=== Directions ===
Filter out everything except lines holding "Dasar".

Data extracted from a collection:
>>>>

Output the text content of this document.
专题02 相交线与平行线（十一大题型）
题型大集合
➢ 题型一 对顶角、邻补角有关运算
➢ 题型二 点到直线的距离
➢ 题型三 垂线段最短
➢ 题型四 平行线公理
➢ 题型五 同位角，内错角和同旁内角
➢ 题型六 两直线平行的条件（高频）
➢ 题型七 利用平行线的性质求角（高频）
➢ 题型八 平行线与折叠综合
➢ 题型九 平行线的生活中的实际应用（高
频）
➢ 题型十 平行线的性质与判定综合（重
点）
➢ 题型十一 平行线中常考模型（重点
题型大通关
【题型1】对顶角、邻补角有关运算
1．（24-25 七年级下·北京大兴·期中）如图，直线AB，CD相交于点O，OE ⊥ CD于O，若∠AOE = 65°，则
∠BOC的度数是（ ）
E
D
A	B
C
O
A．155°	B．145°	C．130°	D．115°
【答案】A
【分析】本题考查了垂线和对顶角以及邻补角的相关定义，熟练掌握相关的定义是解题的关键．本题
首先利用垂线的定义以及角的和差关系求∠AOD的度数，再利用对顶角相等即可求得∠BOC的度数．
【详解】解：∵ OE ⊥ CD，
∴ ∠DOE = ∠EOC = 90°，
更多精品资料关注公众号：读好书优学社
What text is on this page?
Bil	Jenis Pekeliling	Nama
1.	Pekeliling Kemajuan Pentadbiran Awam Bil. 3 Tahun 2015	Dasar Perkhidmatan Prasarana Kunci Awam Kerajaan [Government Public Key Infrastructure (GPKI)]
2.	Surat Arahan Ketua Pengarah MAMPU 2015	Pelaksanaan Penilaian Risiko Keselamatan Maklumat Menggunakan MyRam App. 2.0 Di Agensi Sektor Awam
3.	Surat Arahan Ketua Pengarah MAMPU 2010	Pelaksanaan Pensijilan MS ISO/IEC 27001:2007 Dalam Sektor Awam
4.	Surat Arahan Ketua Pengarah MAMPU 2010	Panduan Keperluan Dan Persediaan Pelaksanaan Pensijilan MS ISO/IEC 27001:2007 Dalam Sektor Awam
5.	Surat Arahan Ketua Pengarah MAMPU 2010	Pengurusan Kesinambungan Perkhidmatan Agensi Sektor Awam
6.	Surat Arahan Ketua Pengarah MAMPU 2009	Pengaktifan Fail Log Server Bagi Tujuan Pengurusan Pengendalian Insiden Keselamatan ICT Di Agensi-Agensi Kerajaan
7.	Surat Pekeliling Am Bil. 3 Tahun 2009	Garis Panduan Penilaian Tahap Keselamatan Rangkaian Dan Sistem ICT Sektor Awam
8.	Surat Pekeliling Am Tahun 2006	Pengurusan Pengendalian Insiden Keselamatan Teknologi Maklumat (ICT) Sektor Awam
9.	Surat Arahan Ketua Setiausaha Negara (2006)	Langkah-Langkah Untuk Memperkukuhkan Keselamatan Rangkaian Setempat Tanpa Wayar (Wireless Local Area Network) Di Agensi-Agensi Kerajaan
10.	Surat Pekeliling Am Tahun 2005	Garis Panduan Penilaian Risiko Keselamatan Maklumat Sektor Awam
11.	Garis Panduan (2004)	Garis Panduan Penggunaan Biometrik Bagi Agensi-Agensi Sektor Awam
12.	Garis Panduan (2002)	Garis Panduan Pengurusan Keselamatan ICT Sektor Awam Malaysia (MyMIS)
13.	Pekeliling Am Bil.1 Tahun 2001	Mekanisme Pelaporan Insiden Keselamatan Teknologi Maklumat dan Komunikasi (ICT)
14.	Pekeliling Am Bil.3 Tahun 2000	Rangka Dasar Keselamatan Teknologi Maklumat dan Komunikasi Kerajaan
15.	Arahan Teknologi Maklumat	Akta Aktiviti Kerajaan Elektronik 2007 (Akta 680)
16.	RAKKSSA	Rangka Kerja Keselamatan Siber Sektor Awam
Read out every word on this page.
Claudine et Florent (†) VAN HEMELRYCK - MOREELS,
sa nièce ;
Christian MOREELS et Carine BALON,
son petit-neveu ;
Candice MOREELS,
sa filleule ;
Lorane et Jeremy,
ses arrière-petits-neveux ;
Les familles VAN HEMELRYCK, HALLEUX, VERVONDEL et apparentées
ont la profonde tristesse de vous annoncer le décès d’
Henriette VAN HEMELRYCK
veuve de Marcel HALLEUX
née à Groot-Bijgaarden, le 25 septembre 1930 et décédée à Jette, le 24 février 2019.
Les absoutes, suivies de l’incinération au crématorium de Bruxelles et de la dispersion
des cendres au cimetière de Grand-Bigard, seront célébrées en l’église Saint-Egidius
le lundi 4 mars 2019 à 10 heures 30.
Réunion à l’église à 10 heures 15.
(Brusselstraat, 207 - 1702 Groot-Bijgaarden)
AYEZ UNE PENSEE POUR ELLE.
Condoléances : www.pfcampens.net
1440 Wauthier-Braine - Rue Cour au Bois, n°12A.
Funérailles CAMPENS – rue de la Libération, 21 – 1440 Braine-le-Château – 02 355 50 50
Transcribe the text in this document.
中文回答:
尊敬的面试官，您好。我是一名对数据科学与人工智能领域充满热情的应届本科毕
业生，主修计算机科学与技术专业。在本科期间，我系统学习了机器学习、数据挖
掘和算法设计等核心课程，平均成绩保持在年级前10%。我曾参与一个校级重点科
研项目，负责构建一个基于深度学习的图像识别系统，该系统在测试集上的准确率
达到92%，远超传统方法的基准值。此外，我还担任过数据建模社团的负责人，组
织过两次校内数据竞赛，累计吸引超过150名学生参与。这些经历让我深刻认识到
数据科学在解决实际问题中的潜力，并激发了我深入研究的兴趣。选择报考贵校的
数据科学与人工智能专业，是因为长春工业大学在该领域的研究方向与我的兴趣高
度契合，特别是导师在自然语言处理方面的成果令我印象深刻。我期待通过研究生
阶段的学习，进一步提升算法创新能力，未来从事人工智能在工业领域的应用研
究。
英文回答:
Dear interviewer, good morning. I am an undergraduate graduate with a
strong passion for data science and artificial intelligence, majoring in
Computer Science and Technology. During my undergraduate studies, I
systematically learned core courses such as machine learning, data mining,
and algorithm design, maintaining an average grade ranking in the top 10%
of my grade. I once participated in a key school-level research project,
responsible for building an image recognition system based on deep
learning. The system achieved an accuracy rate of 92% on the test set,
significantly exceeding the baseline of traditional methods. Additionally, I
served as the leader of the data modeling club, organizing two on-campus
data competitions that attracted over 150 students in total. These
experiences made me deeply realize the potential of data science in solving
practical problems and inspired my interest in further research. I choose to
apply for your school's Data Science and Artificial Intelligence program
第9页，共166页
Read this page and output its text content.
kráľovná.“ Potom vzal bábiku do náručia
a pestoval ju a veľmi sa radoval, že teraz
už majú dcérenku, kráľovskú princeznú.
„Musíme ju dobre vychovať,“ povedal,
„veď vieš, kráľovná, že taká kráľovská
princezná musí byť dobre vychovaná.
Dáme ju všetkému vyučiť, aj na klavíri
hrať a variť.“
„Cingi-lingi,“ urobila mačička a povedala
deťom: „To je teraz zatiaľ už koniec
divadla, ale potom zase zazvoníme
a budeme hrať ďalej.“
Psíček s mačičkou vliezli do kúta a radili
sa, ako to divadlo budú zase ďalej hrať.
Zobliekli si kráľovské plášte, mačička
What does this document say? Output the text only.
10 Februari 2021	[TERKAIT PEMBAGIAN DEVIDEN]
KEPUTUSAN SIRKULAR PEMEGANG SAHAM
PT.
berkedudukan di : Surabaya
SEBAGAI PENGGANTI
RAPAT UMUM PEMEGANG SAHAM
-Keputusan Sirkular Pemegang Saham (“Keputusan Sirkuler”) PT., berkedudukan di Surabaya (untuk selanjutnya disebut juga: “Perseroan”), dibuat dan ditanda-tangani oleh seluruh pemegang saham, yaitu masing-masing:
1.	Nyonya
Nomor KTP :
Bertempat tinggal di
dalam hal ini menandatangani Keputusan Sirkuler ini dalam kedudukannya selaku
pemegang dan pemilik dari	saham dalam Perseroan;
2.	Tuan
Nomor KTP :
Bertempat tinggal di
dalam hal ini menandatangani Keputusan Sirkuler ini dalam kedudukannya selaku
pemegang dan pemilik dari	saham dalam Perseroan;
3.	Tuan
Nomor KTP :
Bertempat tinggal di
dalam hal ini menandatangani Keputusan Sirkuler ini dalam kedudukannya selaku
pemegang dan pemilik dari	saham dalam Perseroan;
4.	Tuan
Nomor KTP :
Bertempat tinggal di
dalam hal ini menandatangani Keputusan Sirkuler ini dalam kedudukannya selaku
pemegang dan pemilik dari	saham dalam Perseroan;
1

<<<<

=== Answer to the exercise ===
1.	Pekeliling Kemajuan Pentadbiran Awam Bil. 3 Tahun 2015	Dasar Perkhidmatan Prasarana Kunci Awam Kerajaan [Government Public Key Infrastructure (GPKI)]
14.	Pekeliling Am Bil.3 Tahun 2000	Rangka Dasar Keselamatan Teknologi Maklumat dan Komunikasi Kerajaan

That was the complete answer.